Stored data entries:
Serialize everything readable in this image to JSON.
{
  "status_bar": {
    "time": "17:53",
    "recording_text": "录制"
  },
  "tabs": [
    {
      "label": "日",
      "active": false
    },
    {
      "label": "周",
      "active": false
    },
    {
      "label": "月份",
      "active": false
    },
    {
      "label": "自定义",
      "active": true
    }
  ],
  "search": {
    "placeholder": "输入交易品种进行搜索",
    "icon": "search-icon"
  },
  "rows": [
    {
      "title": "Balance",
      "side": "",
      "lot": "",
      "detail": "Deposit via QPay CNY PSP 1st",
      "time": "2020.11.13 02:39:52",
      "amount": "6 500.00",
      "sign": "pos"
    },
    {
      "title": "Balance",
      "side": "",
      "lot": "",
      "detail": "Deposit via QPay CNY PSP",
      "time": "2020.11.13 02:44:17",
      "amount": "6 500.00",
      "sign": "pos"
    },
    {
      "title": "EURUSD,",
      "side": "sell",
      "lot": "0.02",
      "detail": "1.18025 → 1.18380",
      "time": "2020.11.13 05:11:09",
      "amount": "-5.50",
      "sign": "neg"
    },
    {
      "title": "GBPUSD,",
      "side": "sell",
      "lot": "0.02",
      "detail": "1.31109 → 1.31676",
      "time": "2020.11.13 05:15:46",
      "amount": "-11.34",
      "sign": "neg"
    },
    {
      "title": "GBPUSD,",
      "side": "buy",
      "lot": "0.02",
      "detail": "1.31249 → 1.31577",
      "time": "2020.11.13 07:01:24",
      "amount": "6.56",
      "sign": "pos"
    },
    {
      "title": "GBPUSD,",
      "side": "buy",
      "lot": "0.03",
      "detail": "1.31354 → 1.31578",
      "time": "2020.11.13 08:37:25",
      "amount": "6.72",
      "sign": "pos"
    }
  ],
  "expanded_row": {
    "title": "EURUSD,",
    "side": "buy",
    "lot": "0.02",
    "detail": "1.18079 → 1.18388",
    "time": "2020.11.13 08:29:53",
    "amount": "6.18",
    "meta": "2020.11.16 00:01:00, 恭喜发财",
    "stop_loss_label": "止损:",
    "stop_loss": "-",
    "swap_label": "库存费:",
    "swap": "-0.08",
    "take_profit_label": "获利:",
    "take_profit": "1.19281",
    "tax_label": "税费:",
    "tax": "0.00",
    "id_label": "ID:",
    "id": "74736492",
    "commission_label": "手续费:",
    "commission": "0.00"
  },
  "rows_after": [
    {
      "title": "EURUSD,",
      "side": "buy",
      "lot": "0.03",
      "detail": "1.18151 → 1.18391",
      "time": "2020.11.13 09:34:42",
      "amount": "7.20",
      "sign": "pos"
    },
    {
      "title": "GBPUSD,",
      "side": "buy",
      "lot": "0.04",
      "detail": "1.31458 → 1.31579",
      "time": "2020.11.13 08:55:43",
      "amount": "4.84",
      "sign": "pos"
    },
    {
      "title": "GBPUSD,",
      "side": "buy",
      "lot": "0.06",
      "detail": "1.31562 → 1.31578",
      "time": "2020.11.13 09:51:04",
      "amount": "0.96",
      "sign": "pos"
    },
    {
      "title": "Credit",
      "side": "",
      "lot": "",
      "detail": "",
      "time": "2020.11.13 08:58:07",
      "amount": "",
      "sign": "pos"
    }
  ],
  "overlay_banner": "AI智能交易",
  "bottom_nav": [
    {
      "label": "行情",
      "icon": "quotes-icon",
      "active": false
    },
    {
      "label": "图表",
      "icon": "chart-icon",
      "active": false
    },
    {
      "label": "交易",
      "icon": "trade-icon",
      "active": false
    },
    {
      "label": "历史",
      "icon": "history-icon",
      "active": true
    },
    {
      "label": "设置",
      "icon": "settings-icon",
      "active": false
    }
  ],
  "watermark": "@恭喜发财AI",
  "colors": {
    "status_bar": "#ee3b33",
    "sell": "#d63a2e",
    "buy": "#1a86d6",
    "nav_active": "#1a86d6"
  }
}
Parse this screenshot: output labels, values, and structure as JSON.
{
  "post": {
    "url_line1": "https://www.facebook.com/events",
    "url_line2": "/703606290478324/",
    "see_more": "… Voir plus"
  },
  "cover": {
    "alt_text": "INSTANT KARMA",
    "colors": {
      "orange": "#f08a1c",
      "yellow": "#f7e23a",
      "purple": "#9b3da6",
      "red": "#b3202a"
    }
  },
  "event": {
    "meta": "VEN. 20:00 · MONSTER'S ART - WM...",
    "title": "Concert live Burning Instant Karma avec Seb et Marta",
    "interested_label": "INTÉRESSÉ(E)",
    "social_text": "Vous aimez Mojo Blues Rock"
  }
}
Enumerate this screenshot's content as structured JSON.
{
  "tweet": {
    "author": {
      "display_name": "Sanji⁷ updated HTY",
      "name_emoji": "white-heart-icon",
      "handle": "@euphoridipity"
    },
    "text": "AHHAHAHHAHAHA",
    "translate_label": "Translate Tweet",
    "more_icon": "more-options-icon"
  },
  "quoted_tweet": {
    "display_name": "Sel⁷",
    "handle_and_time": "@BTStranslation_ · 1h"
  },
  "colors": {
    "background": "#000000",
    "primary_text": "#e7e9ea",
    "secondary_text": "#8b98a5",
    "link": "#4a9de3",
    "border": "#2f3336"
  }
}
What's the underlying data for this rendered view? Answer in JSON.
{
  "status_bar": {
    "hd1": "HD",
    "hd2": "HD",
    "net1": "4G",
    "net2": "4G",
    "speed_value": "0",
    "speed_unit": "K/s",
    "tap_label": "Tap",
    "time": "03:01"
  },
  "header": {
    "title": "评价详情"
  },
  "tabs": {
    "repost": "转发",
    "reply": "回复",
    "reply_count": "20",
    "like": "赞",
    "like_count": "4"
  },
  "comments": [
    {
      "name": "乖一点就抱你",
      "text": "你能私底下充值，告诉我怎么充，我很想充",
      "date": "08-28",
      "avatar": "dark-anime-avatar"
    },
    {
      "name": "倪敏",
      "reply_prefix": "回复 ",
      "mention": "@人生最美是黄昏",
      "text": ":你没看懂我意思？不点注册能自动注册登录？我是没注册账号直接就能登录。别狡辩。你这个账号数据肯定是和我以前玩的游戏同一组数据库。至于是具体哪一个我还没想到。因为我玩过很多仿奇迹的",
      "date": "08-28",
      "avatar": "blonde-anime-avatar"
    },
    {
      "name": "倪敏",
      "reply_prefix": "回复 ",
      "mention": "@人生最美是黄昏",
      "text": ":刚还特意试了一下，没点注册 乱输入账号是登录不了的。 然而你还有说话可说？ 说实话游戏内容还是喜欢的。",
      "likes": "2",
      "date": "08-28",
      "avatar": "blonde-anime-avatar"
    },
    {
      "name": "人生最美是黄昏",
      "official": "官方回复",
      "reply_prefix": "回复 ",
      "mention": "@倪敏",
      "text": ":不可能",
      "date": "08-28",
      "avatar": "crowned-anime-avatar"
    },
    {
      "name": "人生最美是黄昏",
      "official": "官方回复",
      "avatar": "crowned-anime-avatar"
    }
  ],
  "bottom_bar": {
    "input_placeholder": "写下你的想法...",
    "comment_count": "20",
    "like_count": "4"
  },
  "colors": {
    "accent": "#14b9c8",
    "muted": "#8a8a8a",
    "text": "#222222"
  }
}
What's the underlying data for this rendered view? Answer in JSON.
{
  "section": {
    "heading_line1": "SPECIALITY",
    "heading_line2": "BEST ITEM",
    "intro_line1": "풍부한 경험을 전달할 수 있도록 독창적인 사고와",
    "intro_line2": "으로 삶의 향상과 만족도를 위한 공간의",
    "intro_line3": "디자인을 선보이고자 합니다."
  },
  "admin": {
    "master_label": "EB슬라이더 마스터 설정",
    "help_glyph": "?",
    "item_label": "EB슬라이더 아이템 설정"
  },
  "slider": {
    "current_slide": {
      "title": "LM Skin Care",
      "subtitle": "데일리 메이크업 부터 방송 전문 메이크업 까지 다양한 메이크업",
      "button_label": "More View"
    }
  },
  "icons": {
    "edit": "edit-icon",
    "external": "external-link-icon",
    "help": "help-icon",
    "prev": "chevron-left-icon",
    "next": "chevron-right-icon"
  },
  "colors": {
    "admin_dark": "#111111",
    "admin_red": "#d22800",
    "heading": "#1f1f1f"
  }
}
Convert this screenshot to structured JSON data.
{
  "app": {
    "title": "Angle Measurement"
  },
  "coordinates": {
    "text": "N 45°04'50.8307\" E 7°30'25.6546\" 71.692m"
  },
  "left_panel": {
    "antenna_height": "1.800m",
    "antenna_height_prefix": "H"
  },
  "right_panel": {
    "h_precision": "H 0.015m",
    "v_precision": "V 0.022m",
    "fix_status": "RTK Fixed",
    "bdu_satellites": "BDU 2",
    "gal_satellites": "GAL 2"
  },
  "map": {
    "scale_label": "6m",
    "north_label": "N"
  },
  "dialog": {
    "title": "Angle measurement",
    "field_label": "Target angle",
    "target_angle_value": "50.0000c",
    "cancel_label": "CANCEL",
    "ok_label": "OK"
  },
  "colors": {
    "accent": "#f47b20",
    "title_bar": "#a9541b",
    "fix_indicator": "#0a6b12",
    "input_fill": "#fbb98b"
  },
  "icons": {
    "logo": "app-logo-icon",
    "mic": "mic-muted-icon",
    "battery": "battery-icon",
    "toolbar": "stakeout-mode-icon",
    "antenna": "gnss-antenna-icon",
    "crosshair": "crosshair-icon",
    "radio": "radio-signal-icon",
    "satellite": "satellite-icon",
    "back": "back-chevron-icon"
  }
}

(Exercise aim) State the count of lines that contain the string "this". Nothing else is needed.

(Exercise answer) 6